- [Exercise prompt] Reproduce the lines of the listing verbatim, starting with the line with "UI element localization: list" and going on through the line with "data-point bbox=[634, 264, 646, 276]", both included.

- [Information given]
^^^^^^^^^^^^^^^^
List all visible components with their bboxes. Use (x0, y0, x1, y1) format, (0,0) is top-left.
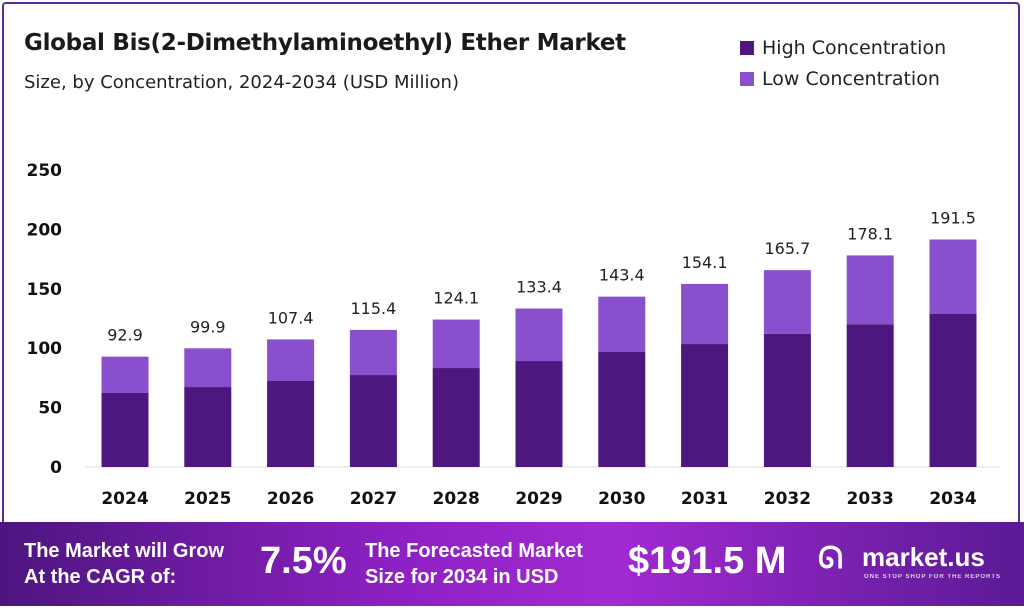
^^^^^^^^^^^^^^^^
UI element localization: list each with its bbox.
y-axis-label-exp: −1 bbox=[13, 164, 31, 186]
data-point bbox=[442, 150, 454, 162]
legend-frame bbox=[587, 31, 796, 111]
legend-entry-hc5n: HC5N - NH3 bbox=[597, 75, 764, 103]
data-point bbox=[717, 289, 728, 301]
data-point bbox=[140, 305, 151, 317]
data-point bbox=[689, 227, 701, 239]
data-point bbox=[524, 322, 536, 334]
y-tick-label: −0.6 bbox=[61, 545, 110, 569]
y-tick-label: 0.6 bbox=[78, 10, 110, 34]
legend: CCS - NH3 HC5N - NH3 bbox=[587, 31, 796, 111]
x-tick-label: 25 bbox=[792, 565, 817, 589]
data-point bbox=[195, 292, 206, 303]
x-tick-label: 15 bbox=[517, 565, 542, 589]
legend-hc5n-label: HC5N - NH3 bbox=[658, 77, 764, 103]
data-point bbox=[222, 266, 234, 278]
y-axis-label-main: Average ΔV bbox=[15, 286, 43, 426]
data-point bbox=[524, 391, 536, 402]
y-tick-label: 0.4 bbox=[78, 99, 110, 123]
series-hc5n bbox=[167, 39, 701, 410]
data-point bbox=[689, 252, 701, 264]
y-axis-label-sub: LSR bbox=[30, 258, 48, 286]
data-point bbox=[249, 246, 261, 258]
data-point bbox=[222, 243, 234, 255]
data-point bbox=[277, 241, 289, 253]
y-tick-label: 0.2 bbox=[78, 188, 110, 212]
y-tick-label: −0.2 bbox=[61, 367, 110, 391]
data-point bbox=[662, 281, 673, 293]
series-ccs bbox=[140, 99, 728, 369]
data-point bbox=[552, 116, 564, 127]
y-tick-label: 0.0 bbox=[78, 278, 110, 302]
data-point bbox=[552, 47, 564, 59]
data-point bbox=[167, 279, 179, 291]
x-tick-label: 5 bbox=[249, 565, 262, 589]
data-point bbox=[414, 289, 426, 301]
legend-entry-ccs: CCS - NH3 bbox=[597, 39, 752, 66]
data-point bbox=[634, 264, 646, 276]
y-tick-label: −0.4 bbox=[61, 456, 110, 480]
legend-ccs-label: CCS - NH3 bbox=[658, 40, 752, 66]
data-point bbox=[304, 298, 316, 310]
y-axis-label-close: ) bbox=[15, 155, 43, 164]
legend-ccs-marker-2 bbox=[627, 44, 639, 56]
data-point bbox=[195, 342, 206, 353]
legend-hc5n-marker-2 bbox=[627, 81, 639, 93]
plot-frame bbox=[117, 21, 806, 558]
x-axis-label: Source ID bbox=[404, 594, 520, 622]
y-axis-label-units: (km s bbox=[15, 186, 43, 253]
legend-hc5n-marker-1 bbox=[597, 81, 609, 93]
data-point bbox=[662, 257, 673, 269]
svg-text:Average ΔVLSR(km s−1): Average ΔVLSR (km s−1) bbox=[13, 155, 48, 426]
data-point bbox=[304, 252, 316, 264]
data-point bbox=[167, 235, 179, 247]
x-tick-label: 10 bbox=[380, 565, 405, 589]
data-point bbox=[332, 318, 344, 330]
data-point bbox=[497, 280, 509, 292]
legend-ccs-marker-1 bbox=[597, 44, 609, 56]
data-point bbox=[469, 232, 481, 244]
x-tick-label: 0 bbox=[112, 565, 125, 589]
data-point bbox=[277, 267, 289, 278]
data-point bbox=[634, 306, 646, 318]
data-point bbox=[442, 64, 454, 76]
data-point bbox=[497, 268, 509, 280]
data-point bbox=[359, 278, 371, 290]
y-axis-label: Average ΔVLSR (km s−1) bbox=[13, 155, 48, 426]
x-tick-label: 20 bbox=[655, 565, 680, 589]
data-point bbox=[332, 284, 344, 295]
^^^^^^^^^^^^^^^^
- [Task response]
UI element localization: list each with its bbox.
y-axis-label-exp: −1 bbox=[13, 164, 31, 186]
data-point bbox=[442, 150, 454, 162]
legend-frame bbox=[587, 31, 796, 111]
legend-entry-hc5n: HC5N - NH3 bbox=[597, 75, 764, 103]
data-point bbox=[717, 289, 728, 301]
data-point bbox=[140, 305, 151, 317]
data-point bbox=[689, 227, 701, 239]
data-point bbox=[524, 322, 536, 334]
y-tick-label: −0.6 bbox=[61, 545, 110, 569]
y-tick-label: 0.6 bbox=[78, 10, 110, 34]
legend: CCS - NH3 HC5N - NH3 bbox=[587, 31, 796, 111]
x-tick-label: 25 bbox=[792, 565, 817, 589]
data-point bbox=[195, 292, 206, 303]
x-tick-label: 15 bbox=[517, 565, 542, 589]
legend-hc5n-label: HC5N - NH3 bbox=[658, 77, 764, 103]
data-point bbox=[222, 266, 234, 278]
y-axis-label-main: Average ΔV bbox=[15, 286, 43, 426]
data-point bbox=[524, 391, 536, 402]
y-tick-label: 0.4 bbox=[78, 99, 110, 123]
series-hc5n bbox=[167, 39, 701, 410]
data-point bbox=[689, 252, 701, 264]
y-axis-label-sub: LSR bbox=[30, 258, 48, 286]
data-point bbox=[249, 246, 261, 258]
data-point bbox=[222, 243, 234, 255]
data-point bbox=[277, 241, 289, 253]
y-tick-label: 0.2 bbox=[78, 188, 110, 212]
y-tick-label: −0.2 bbox=[61, 367, 110, 391]
data-point bbox=[662, 281, 673, 293]
series-ccs bbox=[140, 99, 728, 369]
data-point bbox=[552, 116, 564, 127]
y-tick-label: 0.0 bbox=[78, 278, 110, 302]
data-point bbox=[552, 47, 564, 59]
data-point bbox=[167, 279, 179, 291]
x-tick-label: 5 bbox=[249, 565, 262, 589]
data-point bbox=[414, 289, 426, 301]
legend-entry-ccs: CCS - NH3 bbox=[597, 39, 752, 66]
data-point bbox=[634, 264, 646, 276]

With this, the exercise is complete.